→ RECORDS FOR PROCESSING:
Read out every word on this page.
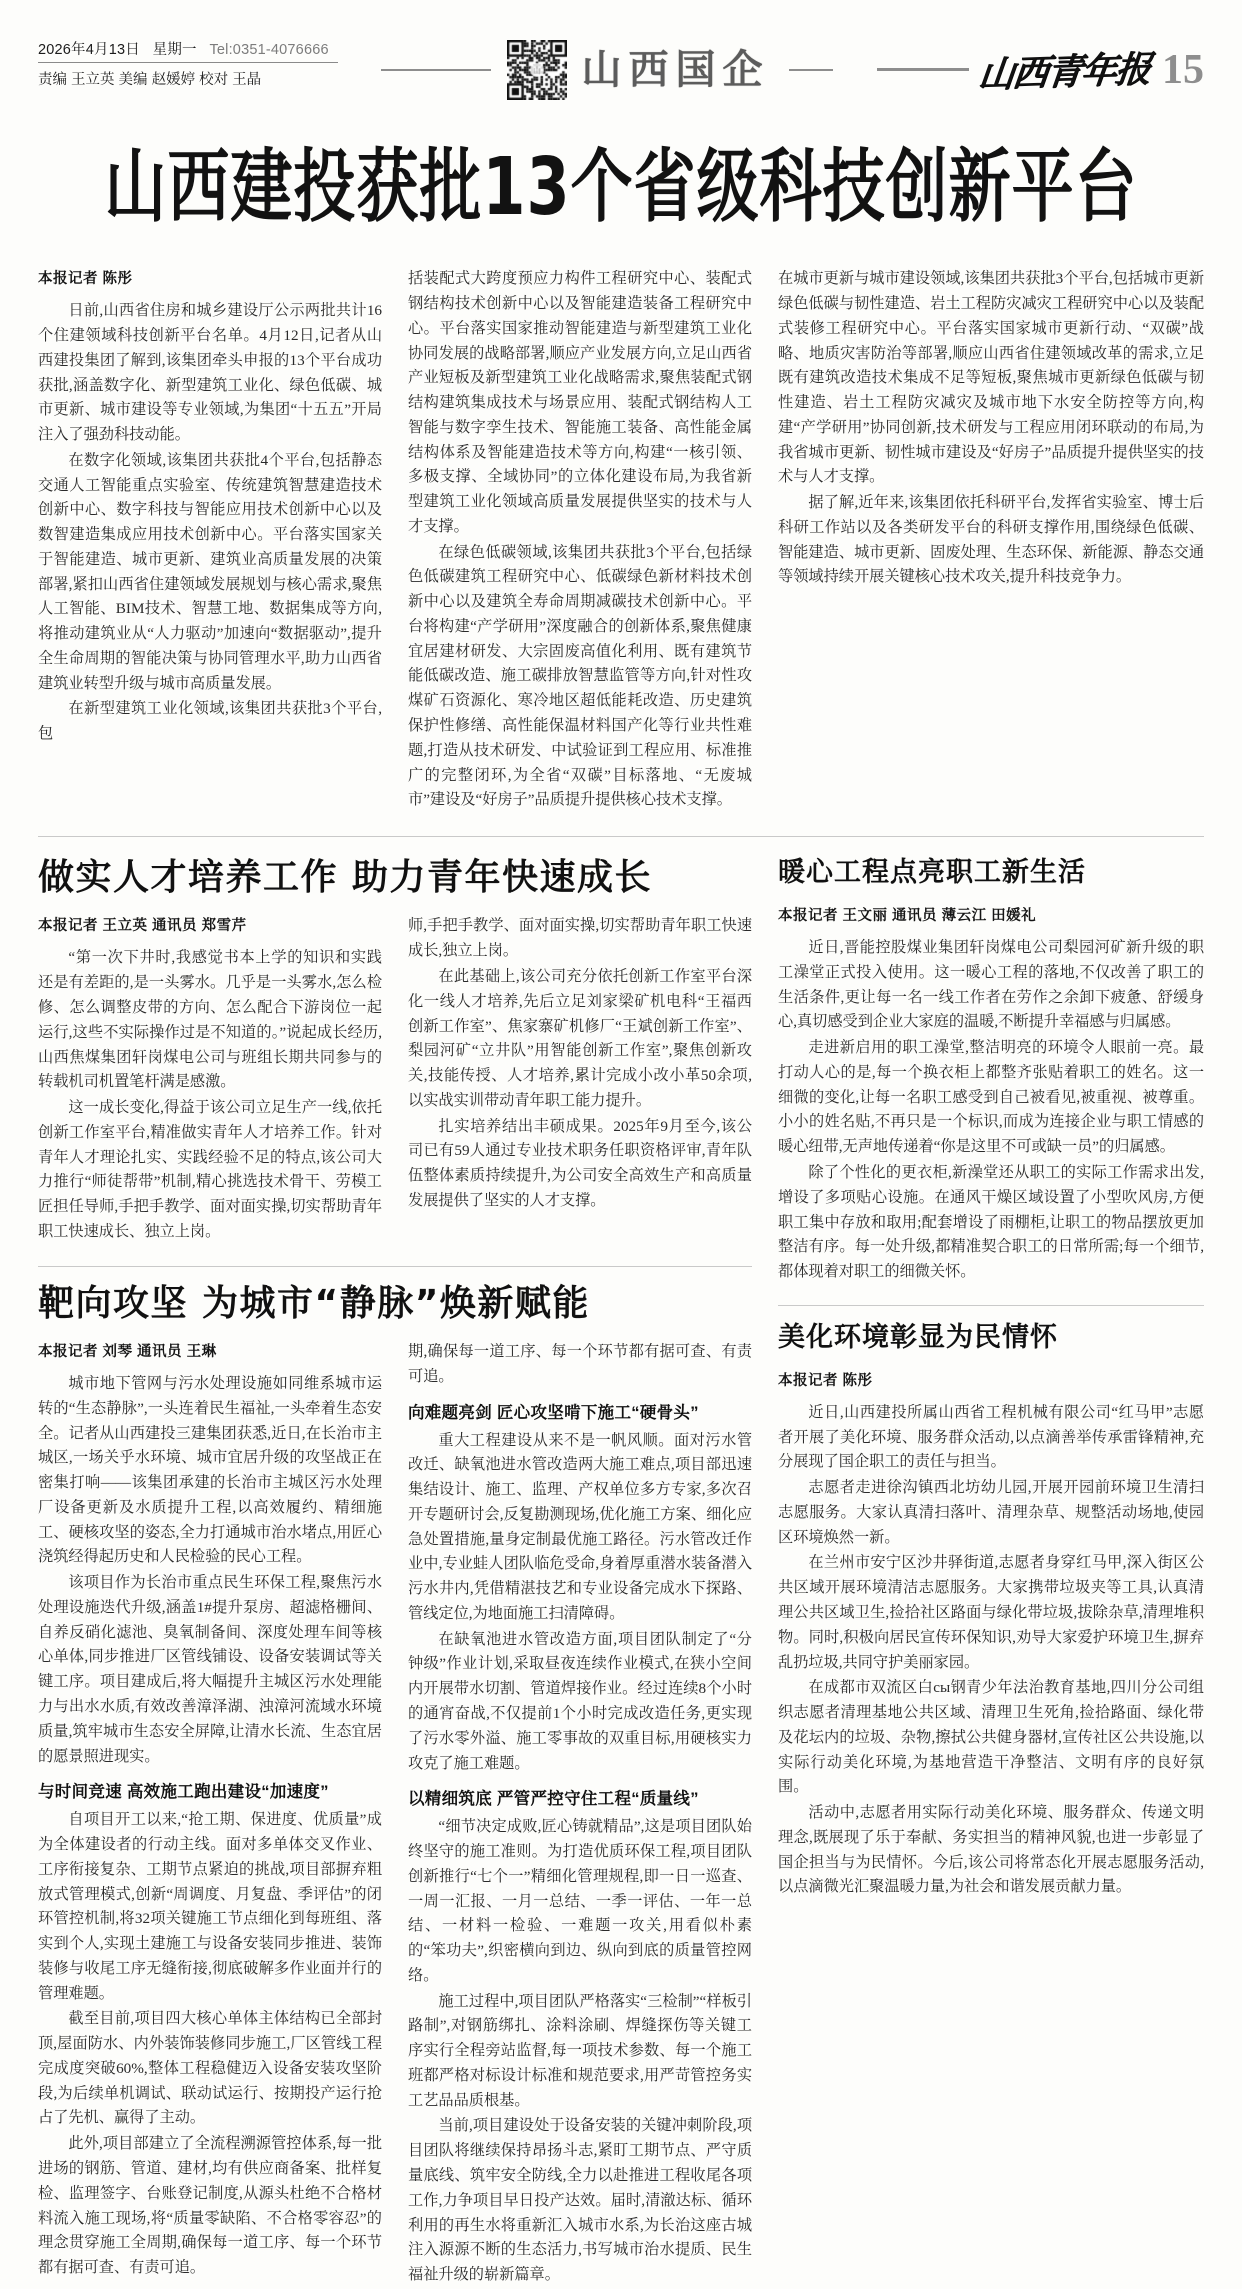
2026年4月13日 星期一 Tel:0351-4076666
责编 王立英 美编 赵媛婷 校对 王晶	山西国企	山西青年报 15
山西建投获批13个省级科技创新平台
本报记者 陈彤

日前,山西省住房和城乡建设厅公示两批共计16个住建领域科技创新平台名单。4月12日,记者从山西建投集团了解到,该集团牵头申报的13个平台成功获批,涵盖数字化、新型建筑工业化、绿色低碳、城市更新、城市建设等专业领域,为集团“十五五”开局注入了强劲科技动能。

在数字化领域,该集团共获批4个平台,包括静态交通人工智能重点实验室、传统建筑智慧建造技术创新中心、数字科技与智能应用技术创新中心以及数智建造集成应用技术创新中心。平台落实国家关于智能建造、城市更新、建筑业高质量发展的决策部署,紧扣山西省住建领域发展规划与核心需求,聚焦人工智能、BIM技术、智慧工地、数据集成等方向,将推动建筑业从“人力驱动”加速向“数据驱动”,提升全生命周期的智能决策与协同管理水平,助力山西省建筑业转型升级与城市高质量发展。

在新型建筑工业化领域,该集团共获批3个平台,包

括装配式大跨度预应力构件工程研究中心、装配式钢结构技术创新中心以及智能建造装备工程研究中心。平台落实国家推动智能建造与新型建筑工业化协同发展的战略部署,顺应产业发展方向,立足山西省产业短板及新型建筑工业化战略需求,聚焦装配式钢结构建筑集成技术与场景应用、装配式钢结构人工智能与数字孪生技术、智能施工装备、高性能金属结构体系及智能建造技术等方向,构建“一核引领、多极支撑、全域协同”的立体化建设布局,为我省新型建筑工业化领域高质量发展提供坚实的技术与人才支撑。

在绿色低碳领域,该集团共获批3个平台,包括绿色低碳建筑工程研究中心、低碳绿色新材料技术创新中心以及建筑全寿命周期减碳技术创新中心。平台将构建“产学研用”深度融合的创新体系,聚焦健康宜居建材研发、大宗固废高值化利用、既有建筑节能低碳改造、施工碳排放智慧监管等方向,针对性攻煤矿石资源化、寒冷地区超低能耗改造、历史建筑保护性修缮、高性能保温材料国产化等行业共性难题,打造从技术研发、中试验证到工程应用、标准推广的完整闭环,为全省“双碳”目标落地、“无废城市”建设及“好房子”品质提升提供核心技术支撑。

在城市更新与城市建设领域,该集团共获批3个平台,包括城市更新绿色低碳与韧性建造、岩土工程防灾减灾工程研究中心以及装配式装修工程研究中心。平台落实国家城市更新行动、“双碳”战略、地质灾害防治等部署,顺应山西省住建领域改革的需求,立足既有建筑改造技术集成不足等短板,聚焦城市更新绿色低碳与韧性建造、岩土工程防灾减灾及城市地下水安全防控等方向,构建“产学研用”协同创新,技术研发与工程应用闭环联动的布局,为我省城市更新、韧性城市建设及“好房子”品质提升提供坚实的技术与人才支撑。

据了解,近年来,该集团依托科研平台,发挥省实验室、博士后科研工作站以及各类研发平台的科研支撑作用,围绕绿色低碳、智能建造、城市更新、固废处理、生态环保、新能源、静态交通等领域持续开展关键核心技术攻关,提升科技竞争力。

做实人才培养工作 助力青年快速成长
本报记者 王立英 通讯员 郑雪芹

“第一次下井时,我感觉书本上学的知识和实践还是有差距的,是一头雾水。几乎是一头雾水,怎么检修、怎么调整皮带的方向、怎么配合下游岗位一起运行,这些不实际操作过是不知道的。”说起成长经历,山西焦煤集团轩岗煤电公司与班组长期共同参与的转载机司机置笔杆满是感激。

这一成长变化,得益于该公司立足生产一线,依托创新工作室平台,精准做实青年人才培养工作。针对青年人才理论扎实、实践经验不足的特点,该公司大力推行“师徒帮带”机制,精心挑选技术骨干、劳模工匠担任导师,手把手教学、面对面实操,切实帮助青年职工快速成长、独立上岗。

师,手把手教学、面对面实操,切实帮助青年职工快速成长,独立上岗。

在此基础上,该公司充分依托创新工作室平台深化一线人才培养,先后立足刘家梁矿机电科“王福西创新工作室”、焦家寨矿机修厂“王斌创新工作室”、梨园河矿“立井队”用智能创新工作室”,聚焦创新攻关,技能传授、人才培养,累计完成小改小革50余项,以实战实训带动青年职工能力提升。

扎实培养结出丰硕成果。2025年9月至今,该公司已有59人通过专业技术职务任职资格评审,青年队伍整体素质持续提升,为公司安全高效生产和高质量发展提供了坚实的人才支撑。

靶向攻坚 为城市“静脉”焕新赋能
本报记者 刘琴 通讯员 王琳

城市地下管网与污水处理设施如同维系城市运转的“生态静脉”,一头连着民生福祉,一头牵着生态安全。记者从山西建投三建集团获悉,近日,在长治市主城区,一场关乎水环境、城市宜居升级的攻坚战正在密集打响——该集团承建的长治市主城区污水处理厂设备更新及水质提升工程,以高效履约、精细施工、硬核攻坚的姿态,全力打通城市治水堵点,用匠心浇筑经得起历史和人民检验的民心工程。

该项目作为长治市重点民生环保工程,聚焦污水处理设施迭代升级,涵盖1#提升泵房、超滤格栅间、自养反硝化滤池、臭氧制备间、深度处理车间等核心单体,同步推进厂区管线铺设、设备安装调试等关键工序。项目建成后,将大幅提升主城区污水处理能力与出水水质,有效改善漳泽湖、浊漳河流域水环境质量,筑牢城市生态安全屏障,让清水长流、生态宜居的愿景照进现实。

与时间竞速 高效施工跑出建设“加速度”

自项目开工以来,“抢工期、保进度、优质量”成为全体建设者的行动主线。面对多单体交叉作业、工序衔接复杂、工期节点紧迫的挑战,项目部摒弃粗放式管理模式,创新“周调度、月复盘、季评估”的闭环管控机制,将32项关键施工节点细化到每班组、落实到个人,实现土建施工与设备安装同步推进、装饰装修与收尾工序无缝衔接,彻底破解多作业面并行的管理难题。

截至目前,项目四大核心单体主体结构已全部封顶,屋面防水、内外装饰装修同步施工,厂区管线工程完成度突破60%,整体工程稳健迈入设备安装攻坚阶段,为后续单机调试、联动试运行、按期投产运行抢占了先机、赢得了主动。

此外,项目部建立了全流程溯源管控体系,每一批进场的钢筋、管道、建材,均有供应商备案、批样复检、监理签字、台账登记制度,从源头杜绝不合格材料流入施工现场,将“质量零缺陷、不合格零容忍”的理念贯穿施工全周期,确保每一道工序、每一个环节都有据可查、有责可追。

期,确保每一道工序、每一个环节都有据可查、有责可追。

向难题亮剑 匠心攻坚啃下施工“硬骨头”

重大工程建设从来不是一帆风顺。面对污水管改迁、缺氧池进水管改造两大施工难点,项目部迅速集结设计、施工、监理、产权单位多方专家,多次召开专题研讨会,反复勘测现场,优化施工方案、细化应急处置措施,量身定制最优施工路径。污水管改迁作业中,专业蛙人团队临危受命,身着厚重潜水装备潜入污水井内,凭借精湛技艺和专业设备完成水下探路、管线定位,为地面施工扫清障碍。

在缺氧池进水管改造方面,项目团队制定了“分钟级”作业计划,采取昼夜连续作业模式,在狭小空间内开展带水切割、管道焊接作业。经过连续8个小时的通宵奋战,不仅提前1个小时完成改造任务,更实现了污水零外溢、施工零事故的双重目标,用硬核实力攻克了施工难题。

以精细筑底 严管严控守住工程“质量线”

“细节决定成败,匠心铸就精品”,这是项目团队始终坚守的施工准则。为打造优质环保工程,项目团队创新推行“七个一”精细化管理规程,即一日一巡查、一周一汇报、一月一总结、一季一评估、一年一总结、一材料一检验、一难题一攻关,用看似朴素的“笨功夫”,织密横向到边、纵向到底的质量管控网络。

施工过程中,项目团队严格落实“三检制”“样板引路制”,对钢筋绑扎、涂料涂刷、焊缝探伤等关键工序实行全程旁站监督,每一项技术参数、每一个施工班都严格对标设计标准和规范要求,用严苛管控务实工艺品品质根基。

当前,项目建设处于设备安装的关键冲刺阶段,项目团队将继续保持昂扬斗志,紧盯工期节点、严守质量底线、筑牢安全防线,全力以赴推进工程收尾各项工作,力争项目早日投产达效。届时,清澈达标、循环利用的再生水将重新汇入城市水系,为长治这座古城注入源源不断的生态活力,书写城市治水提质、民生福祉升级的崭新篇章。

暖心工程点亮职工新生活
本报记者 王文丽 通讯员 薄云江 田媛礼

近日,晋能控股煤业集团轩岗煤电公司梨园河矿新升级的职工澡堂正式投入使用。这一暖心工程的落地,不仅改善了职工的生活条件,更让每一名一线工作者在劳作之余卸下疲惫、舒缓身心,真切感受到企业大家庭的温暖,不断提升幸福感与归属感。

走进新启用的职工澡堂,整洁明亮的环境令人眼前一亮。最打动人心的是,每一个换衣柜上都整齐张贴着职工的姓名。这一细微的变化,让每一名职工感受到自己被看见,被重视、被尊重。小小的姓名贴,不再只是一个标识,而成为连接企业与职工情感的暖心纽带,无声地传递着“你是这里不可或缺一员”的归属感。

除了个性化的更衣柜,新澡堂还从职工的实际工作需求出发,增设了多项贴心设施。在通风干燥区域设置了小型吹风房,方便职工集中存放和取用;配套增设了雨棚柜,让职工的物品摆放更加整洁有序。每一处升级,都精准契合职工的日常所需;每一个细节,都体现着对职工的细微关怀。

美化环境彰显为民情怀
本报记者 陈彤

近日,山西建投所属山西省工程机械有限公司“红马甲”志愿者开展了美化环境、服务群众活动,以点滴善举传承雷锋精神,充分展现了国企职工的责任与担当。

志愿者走进徐沟镇西北坊幼儿园,开展开园前环境卫生清扫志愿服务。大家认真清扫落叶、清理杂草、规整活动场地,使园区环境焕然一新。

在兰州市安宁区沙井驿街道,志愿者身穿红马甲,深入街区公共区域开展环境清洁志愿服务。大家携带垃圾夹等工具,认真清理公共区域卫生,捡拾社区路面与绿化带垃圾,拔除杂草,清理堆积物。同时,积极向居民宣传环保知识,劝导大家爱护环境卫生,摒弃乱扔垃圾,共同守护美丽家园。

在成都市双流区白сы钢青少年法治教育基地,四川分公司组织志愿者清理基地公共区域、清理卫生死角,捡拾路面、绿化带及花坛内的垃圾、杂物,擦拭公共健身器材,宣传社区公共设施,以实际行动美化环境,为基地营造干净整洁、文明有序的良好氛围。

活动中,志愿者用实际行动美化环境、服务群众、传递文明理念,既展现了乐于奉献、务实担当的精神风貌,也进一步彰显了国企担当与为民情怀。今后,该公司将常态化开展志愿服务活动,以点滴微光汇聚温暖力量,为社会和谐发展贡献力量。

→ PROBLEM DESCRIPTION:
In the material above, how many lines hold the word "独立上岗"? Say only the number.

→ SOLUTION:
2